> [Request]:
For the copy, please give all of the data again exactly and leave the pictures out.

(Data listing)

-- -- --

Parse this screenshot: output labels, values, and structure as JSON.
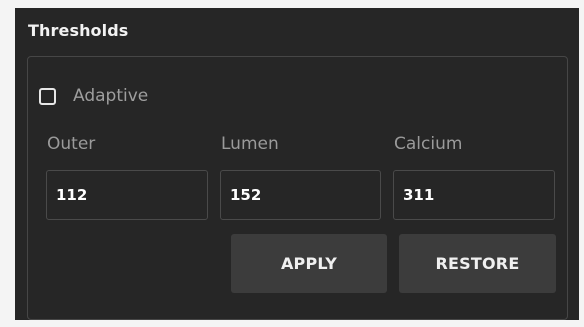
{
  "panel": {
    "title": "Thresholds"
  },
  "adaptive": {
    "label": "Adaptive",
    "checked": false
  },
  "fields": [
    {
      "label": "Outer",
      "value": "112"
    },
    {
      "label": "Lumen",
      "value": "152"
    },
    {
      "label": "Calcium",
      "value": "311"
    }
  ],
  "buttons": {
    "apply": "APPLY",
    "restore": "RESTORE"
  },
  "colors": {
    "panel_background": "#262626",
    "page_background": "#f4f4f4",
    "button_background": "#3c3c3c",
    "muted_text": "#9e9e9e"
  }
}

-- -- --

> [The completed task]:
Parse this screenshot: output labels, values, and structure as JSON.
{
  "panel": {
    "title": "Thresholds"
  },
  "adaptive": {
    "label": "Adaptive",
    "checked": false
  },
  "fields": [
    {
      "label": "Outer",
      "value": "112"
    },
    {
      "label": "Lumen",
      "value": "152"
    },
    {
      "label": "Calcium",
      "value": "311"
    }
  ],
  "buttons": {
    "apply": "APPLY",
    "restore": "RESTORE"
  },
  "colors": {
    "panel_background": "#262626",
    "page_background": "#f4f4f4",
    "button_background": "#3c3c3c",
    "muted_text": "#9e9e9e"
  }
}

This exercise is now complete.